• GIVEN REQUEST
What is needed is an exact copy of the entries below, from the line that contains "What data populates" through the final line, both included, and nothing else.

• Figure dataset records
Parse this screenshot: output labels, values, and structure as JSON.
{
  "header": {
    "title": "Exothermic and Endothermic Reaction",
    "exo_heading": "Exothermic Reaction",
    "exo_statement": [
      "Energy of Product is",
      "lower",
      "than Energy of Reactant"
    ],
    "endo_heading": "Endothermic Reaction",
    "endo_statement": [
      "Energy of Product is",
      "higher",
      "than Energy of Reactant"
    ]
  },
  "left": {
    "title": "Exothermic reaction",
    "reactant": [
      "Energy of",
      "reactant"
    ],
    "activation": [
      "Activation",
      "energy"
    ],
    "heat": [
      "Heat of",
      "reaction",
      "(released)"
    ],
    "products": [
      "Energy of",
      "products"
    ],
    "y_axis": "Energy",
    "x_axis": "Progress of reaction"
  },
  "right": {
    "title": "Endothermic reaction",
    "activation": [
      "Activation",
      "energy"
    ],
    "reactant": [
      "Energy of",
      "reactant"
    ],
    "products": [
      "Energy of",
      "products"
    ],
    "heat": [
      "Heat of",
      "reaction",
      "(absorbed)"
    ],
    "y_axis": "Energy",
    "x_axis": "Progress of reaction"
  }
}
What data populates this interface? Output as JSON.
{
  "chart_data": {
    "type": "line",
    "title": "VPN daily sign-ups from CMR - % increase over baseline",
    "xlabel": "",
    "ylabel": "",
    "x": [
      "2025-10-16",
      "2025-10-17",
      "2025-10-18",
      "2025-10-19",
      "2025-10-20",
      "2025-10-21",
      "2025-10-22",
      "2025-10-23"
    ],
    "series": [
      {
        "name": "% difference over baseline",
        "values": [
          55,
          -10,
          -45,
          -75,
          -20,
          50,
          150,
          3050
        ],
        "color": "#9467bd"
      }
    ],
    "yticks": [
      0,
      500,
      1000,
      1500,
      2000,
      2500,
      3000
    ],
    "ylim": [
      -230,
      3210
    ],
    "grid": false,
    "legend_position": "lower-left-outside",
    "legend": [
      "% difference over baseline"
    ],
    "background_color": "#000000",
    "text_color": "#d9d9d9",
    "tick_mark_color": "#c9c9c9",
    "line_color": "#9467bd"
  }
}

• WRITTEN RESPONSE
What data populates this interface? Output as JSON.
{
  "chart_data": {
    "type": "line",
    "title": "VPN daily sign-ups from CMR - % increase over baseline",
    "xlabel": "",
    "ylabel": "",
    "x": [
      "2025-10-16",
      "2025-10-17",
      "2025-10-18",
      "2025-10-19",
      "2025-10-20",
      "2025-10-21",
      "2025-10-22",
      "2025-10-23"
    ],
    "series": [
      {
        "name": "% difference over baseline",
        "values": [
          55,
          -10,
          -45,
          -75,
          -20,
          50,
          150,
          3050
        ],
        "color": "#9467bd"
      }
    ],
    "yticks": [
      0,
      500,
      1000,
      1500,
      2000,
      2500,
      3000
    ],
    "ylim": [
      -230,
      3210
    ],
    "grid": false,
    "legend_position": "lower-left-outside",
    "legend": [
      "% difference over baseline"
    ],
    "background_color": "#000000",
    "text_color": "#d9d9d9",
    "tick_mark_color": "#c9c9c9",
    "line_color": "#9467bd"
  }
}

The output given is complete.